ENTRIES SUPPLIED:

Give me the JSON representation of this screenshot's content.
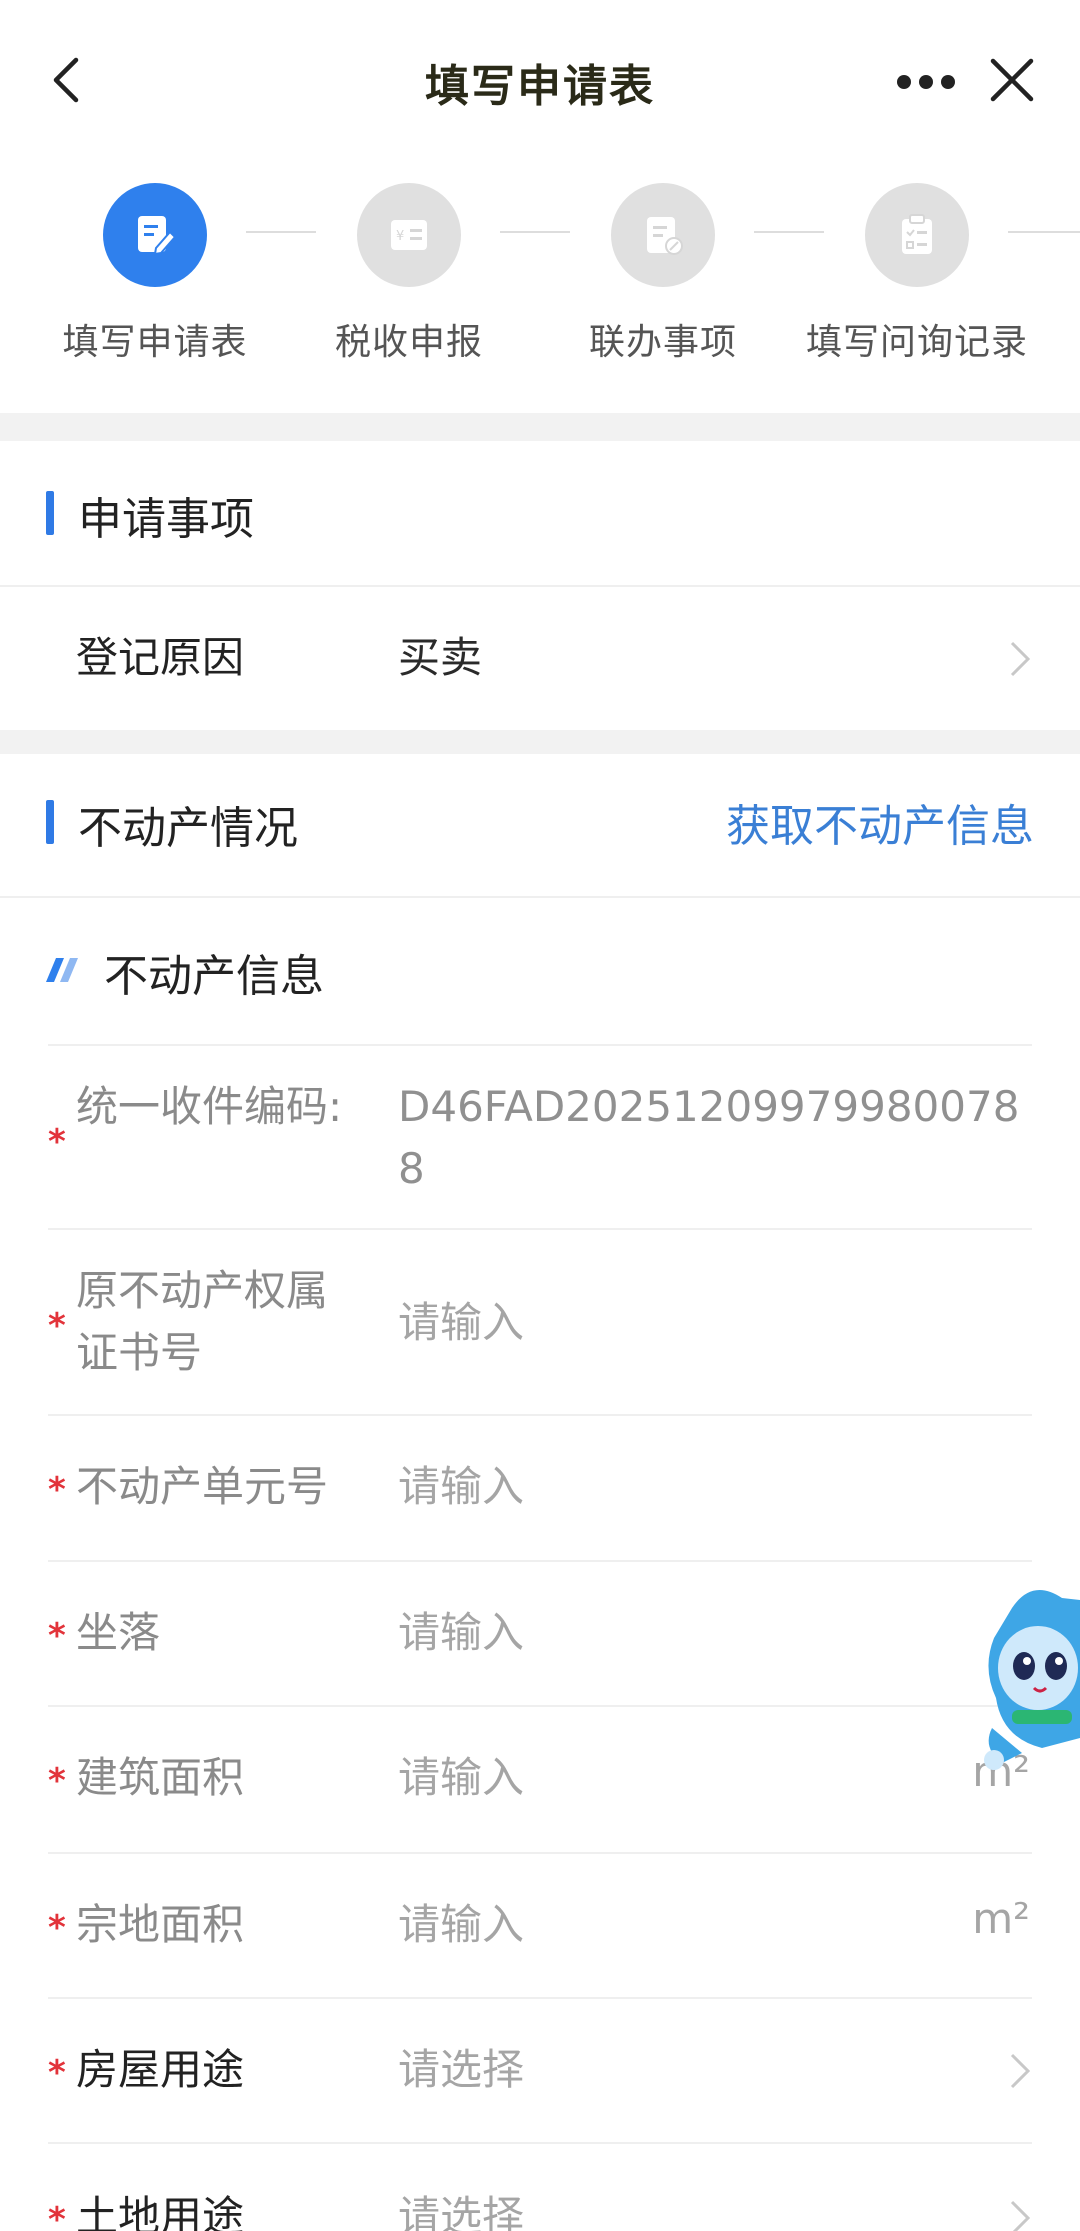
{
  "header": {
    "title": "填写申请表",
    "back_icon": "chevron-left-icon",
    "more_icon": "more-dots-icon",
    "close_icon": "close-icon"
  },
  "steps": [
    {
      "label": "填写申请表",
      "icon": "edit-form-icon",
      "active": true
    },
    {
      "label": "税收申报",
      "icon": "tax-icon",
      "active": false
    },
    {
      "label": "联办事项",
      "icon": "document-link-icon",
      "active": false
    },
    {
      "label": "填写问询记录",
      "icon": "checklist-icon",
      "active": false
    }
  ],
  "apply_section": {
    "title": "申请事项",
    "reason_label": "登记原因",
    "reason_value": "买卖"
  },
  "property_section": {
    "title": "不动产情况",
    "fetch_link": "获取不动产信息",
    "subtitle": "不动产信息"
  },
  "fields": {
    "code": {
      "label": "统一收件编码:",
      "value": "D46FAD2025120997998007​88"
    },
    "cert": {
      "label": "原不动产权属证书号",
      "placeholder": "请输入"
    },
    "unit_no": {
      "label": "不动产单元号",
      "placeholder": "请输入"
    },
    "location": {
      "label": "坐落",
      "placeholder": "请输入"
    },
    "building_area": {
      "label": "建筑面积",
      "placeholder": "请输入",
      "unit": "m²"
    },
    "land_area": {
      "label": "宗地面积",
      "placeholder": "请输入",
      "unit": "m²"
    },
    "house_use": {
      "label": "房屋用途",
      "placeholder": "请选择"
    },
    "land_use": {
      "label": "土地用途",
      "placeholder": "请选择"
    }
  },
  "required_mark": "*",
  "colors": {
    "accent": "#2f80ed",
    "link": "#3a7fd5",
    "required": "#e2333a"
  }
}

INSTRUCTIONS FOR THE TASK: Read through the entries and copy each line in which "icon" appears.

TASK SOLUTION:
    "back_icon": "chevron-left-icon",
    "more_icon": "more-dots-icon",
    "close_icon": "close-icon"
      "icon": "edit-form-icon",
      "icon": "tax-icon",
      "icon": "document-link-icon",
      "icon": "checklist-icon",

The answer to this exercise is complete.